→ Exercise task
Only a number is wanted: how many lines in the listing contain the word "συστήματος"?
"""
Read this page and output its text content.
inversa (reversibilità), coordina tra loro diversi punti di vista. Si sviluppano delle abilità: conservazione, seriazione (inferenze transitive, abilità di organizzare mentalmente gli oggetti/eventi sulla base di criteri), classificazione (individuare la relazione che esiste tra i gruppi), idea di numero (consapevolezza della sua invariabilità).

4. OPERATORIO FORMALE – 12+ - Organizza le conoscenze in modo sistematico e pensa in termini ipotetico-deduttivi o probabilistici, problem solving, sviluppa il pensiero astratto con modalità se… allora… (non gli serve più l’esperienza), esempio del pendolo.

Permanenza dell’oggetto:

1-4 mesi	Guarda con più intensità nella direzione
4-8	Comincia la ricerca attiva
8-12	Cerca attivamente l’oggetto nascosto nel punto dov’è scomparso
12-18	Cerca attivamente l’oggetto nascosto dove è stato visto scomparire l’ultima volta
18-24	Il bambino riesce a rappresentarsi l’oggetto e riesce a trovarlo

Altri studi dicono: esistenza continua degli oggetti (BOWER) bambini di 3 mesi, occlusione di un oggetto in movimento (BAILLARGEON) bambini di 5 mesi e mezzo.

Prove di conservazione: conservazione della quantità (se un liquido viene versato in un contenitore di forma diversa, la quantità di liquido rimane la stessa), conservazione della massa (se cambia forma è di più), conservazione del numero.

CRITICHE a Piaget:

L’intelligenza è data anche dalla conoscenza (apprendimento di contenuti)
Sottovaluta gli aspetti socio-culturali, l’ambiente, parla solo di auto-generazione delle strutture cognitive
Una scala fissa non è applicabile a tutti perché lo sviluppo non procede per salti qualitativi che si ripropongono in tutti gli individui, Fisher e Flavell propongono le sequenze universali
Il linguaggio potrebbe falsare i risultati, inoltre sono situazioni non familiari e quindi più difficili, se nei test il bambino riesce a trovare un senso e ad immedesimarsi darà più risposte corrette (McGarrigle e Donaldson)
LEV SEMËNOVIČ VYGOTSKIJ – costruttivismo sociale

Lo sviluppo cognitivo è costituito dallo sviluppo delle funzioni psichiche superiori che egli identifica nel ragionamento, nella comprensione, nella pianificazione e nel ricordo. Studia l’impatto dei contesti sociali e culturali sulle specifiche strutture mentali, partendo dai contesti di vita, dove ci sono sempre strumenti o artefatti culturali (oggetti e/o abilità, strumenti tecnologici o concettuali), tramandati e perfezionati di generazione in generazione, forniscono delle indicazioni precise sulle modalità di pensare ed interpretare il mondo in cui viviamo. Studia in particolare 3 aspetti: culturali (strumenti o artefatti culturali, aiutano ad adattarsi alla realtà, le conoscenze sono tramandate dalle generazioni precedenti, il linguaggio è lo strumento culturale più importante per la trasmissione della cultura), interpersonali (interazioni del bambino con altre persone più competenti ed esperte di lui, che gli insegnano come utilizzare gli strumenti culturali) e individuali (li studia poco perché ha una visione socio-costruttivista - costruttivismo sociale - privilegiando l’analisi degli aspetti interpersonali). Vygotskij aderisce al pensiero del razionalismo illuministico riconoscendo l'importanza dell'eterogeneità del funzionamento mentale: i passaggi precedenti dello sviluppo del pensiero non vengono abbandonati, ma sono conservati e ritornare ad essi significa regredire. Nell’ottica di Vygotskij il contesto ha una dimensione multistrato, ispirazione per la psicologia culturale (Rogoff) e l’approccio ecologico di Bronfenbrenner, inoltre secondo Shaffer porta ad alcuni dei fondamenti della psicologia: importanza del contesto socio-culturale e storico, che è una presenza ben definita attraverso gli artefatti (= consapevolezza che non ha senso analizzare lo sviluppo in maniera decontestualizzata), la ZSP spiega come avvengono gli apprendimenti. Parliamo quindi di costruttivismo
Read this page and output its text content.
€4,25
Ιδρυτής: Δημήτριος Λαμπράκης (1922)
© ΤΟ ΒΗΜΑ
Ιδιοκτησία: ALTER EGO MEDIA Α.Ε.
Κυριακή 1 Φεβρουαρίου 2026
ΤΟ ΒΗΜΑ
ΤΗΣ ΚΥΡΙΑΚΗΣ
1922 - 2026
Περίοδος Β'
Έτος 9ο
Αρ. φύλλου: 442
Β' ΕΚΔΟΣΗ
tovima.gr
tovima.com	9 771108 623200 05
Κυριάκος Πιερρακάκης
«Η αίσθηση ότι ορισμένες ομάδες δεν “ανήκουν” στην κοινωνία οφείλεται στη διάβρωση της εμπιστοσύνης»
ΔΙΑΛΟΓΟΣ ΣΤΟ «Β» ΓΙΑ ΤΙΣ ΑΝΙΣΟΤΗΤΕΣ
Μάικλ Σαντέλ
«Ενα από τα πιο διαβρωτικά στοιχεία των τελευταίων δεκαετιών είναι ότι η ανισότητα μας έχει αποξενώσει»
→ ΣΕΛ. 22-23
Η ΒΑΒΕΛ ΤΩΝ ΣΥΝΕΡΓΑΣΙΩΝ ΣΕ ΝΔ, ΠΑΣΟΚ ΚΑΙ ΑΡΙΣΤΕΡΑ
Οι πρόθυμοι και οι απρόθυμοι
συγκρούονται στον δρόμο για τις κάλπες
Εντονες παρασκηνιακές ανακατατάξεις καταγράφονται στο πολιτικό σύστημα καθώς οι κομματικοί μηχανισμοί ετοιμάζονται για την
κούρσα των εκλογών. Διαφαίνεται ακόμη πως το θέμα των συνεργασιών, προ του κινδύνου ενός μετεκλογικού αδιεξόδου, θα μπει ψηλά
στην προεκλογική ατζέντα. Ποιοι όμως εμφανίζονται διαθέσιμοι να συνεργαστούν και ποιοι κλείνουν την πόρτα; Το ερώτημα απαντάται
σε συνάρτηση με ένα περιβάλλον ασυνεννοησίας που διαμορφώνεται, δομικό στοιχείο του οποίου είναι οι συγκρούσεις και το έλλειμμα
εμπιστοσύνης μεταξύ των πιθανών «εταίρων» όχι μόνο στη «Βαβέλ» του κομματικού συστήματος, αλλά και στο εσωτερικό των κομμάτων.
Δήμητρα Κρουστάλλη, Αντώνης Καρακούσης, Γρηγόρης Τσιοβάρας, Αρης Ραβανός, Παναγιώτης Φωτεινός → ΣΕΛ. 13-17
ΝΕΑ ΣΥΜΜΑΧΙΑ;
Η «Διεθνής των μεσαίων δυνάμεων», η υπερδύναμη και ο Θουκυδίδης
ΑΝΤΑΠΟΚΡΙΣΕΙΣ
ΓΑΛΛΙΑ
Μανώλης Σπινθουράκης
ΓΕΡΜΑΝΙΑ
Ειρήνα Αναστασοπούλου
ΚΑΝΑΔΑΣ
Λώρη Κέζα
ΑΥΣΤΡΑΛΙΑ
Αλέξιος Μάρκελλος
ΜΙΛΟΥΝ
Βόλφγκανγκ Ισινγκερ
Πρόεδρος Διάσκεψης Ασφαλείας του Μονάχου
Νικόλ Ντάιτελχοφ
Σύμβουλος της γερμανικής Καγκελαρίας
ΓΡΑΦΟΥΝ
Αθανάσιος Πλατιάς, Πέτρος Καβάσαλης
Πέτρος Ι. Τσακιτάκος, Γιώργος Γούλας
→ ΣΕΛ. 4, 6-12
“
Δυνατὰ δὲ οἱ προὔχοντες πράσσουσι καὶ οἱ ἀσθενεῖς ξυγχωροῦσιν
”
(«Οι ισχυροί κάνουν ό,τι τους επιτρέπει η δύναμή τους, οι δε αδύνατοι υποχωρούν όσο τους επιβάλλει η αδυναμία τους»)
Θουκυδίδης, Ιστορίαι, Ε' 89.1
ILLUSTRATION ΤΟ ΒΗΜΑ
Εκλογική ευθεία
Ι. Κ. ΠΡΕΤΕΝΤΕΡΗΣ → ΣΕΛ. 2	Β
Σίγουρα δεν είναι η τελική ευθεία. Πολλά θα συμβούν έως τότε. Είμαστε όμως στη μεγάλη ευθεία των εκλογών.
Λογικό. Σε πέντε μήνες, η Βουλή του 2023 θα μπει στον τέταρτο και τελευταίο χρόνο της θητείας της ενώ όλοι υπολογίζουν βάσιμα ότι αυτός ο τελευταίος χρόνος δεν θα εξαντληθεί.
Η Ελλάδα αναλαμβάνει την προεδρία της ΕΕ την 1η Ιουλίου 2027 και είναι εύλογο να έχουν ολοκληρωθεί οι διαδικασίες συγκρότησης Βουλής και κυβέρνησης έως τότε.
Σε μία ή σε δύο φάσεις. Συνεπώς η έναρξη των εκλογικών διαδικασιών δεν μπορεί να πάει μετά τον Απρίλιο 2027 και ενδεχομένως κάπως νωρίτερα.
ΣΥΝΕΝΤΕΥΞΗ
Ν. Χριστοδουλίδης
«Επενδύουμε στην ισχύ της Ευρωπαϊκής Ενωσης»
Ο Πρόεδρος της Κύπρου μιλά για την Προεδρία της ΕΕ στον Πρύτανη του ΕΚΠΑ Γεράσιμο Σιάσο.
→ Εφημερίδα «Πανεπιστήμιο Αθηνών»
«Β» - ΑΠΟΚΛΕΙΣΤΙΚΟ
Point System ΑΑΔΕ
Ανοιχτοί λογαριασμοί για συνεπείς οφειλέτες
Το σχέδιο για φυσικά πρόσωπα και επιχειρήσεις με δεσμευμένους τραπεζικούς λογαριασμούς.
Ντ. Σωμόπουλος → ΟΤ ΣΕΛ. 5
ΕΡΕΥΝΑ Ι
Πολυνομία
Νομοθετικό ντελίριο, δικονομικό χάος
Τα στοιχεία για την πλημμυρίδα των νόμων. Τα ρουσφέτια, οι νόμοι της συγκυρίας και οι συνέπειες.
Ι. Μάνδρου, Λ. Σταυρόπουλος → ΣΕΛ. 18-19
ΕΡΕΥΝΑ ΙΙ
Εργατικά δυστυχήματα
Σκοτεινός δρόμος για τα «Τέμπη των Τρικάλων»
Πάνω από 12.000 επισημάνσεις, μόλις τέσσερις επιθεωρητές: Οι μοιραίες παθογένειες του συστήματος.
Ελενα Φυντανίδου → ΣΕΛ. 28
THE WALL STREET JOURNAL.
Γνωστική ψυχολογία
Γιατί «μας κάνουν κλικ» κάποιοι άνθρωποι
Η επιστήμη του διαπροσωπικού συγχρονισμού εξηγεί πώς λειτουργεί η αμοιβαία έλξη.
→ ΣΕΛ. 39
"""
→ Final result
2